> MATERIAL SHOWN
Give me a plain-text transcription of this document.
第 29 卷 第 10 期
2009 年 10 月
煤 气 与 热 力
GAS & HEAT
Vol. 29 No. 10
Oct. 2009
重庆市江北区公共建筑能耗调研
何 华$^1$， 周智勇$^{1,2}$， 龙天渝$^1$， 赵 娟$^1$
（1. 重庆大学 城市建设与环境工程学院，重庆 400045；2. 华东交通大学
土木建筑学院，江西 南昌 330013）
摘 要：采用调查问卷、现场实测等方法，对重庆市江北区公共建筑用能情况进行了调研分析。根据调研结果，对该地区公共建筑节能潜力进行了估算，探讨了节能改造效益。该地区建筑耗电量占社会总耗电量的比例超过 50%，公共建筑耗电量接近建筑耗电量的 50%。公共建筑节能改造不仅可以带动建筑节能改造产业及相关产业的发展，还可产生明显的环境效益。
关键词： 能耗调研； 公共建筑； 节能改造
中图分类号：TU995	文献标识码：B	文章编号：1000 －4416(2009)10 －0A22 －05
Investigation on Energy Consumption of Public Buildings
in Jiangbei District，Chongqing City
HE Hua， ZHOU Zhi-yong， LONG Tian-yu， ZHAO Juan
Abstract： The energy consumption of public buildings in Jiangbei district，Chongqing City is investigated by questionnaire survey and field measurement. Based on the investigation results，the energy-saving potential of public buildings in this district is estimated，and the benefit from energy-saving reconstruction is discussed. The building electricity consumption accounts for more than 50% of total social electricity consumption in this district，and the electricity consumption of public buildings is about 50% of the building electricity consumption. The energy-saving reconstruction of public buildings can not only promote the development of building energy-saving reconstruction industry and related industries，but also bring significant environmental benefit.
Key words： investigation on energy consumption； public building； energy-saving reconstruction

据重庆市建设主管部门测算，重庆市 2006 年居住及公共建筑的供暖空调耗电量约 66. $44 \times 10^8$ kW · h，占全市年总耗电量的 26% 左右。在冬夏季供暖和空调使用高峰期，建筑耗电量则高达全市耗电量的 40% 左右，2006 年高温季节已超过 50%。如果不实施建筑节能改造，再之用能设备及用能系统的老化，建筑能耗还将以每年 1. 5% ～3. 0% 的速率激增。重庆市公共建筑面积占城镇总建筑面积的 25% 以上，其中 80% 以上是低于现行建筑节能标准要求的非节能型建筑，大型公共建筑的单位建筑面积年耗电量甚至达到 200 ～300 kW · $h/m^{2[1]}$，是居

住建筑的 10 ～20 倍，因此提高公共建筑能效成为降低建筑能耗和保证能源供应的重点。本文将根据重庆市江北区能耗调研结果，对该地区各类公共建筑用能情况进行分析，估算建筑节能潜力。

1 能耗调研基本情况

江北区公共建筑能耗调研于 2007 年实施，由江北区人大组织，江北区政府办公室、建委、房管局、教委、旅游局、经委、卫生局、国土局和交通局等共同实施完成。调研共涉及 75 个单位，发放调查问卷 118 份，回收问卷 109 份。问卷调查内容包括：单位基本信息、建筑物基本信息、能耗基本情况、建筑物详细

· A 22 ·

> SHORT PROBLEM
Extract all of the data above without altering anything.

> SOLUTION TO THIS PROBLEM
Give me a plain-text transcription of this document.
第 29 卷 第 10 期
2009 年 10 月
煤 气 与 热 力
GAS & HEAT
Vol. 29 No. 10
Oct. 2009
重庆市江北区公共建筑能耗调研
何 华$^1$， 周智勇$^{1,2}$， 龙天渝$^1$， 赵 娟$^1$
（1. 重庆大学 城市建设与环境工程学院，重庆 400045；2. 华东交通大学
土木建筑学院，江西 南昌 330013）
摘 要：采用调查问卷、现场实测等方法，对重庆市江北区公共建筑用能情况进行了调研分析。根据调研结果，对该地区公共建筑节能潜力进行了估算，探讨了节能改造效益。该地区建筑耗电量占社会总耗电量的比例超过 50%，公共建筑耗电量接近建筑耗电量的 50%。公共建筑节能改造不仅可以带动建筑节能改造产业及相关产业的发展，还可产生明显的环境效益。
关键词： 能耗调研； 公共建筑； 节能改造
中图分类号：TU995	文献标识码：B	文章编号：1000 －4416(2009)10 －0A22 －05
Investigation on Energy Consumption of Public Buildings
in Jiangbei District，Chongqing City
HE Hua， ZHOU Zhi-yong， LONG Tian-yu， ZHAO Juan
Abstract： The energy consumption of public buildings in Jiangbei district，Chongqing City is investigated by questionnaire survey and field measurement. Based on the investigation results，the energy-saving potential of public buildings in this district is estimated，and the benefit from energy-saving reconstruction is discussed. The building electricity consumption accounts for more than 50% of total social electricity consumption in this district，and the electricity consumption of public buildings is about 50% of the building electricity consumption. The energy-saving reconstruction of public buildings can not only promote the development of building energy-saving reconstruction industry and related industries，but also bring significant environmental benefit.
Key words： investigation on energy consumption； public building； energy-saving reconstruction

据重庆市建设主管部门测算，重庆市 2006 年居住及公共建筑的供暖空调耗电量约 66. $44 \times 10^8$ kW · h，占全市年总耗电量的 26% 左右。在冬夏季供暖和空调使用高峰期，建筑耗电量则高达全市耗电量的 40% 左右，2006 年高温季节已超过 50%。如果不实施建筑节能改造，再之用能设备及用能系统的老化，建筑能耗还将以每年 1. 5% ～3. 0% 的速率激增。重庆市公共建筑面积占城镇总建筑面积的 25% 以上，其中 80% 以上是低于现行建筑节能标准要求的非节能型建筑，大型公共建筑的单位建筑面积年耗电量甚至达到 200 ～300 kW · $h/m^{2[1]}$，是居

住建筑的 10 ～20 倍，因此提高公共建筑能效成为降低建筑能耗和保证能源供应的重点。本文将根据重庆市江北区能耗调研结果，对该地区各类公共建筑用能情况进行分析，估算建筑节能潜力。

1 能耗调研基本情况

江北区公共建筑能耗调研于 2007 年实施，由江北区人大组织，江北区政府办公室、建委、房管局、教委、旅游局、经委、卫生局、国土局和交通局等共同实施完成。调研共涉及 75 个单位，发放调查问卷 118 份，回收问卷 109 份。问卷调查内容包括：单位基本信息、建筑物基本信息、能耗基本情况、建筑物详细

· A 22 ·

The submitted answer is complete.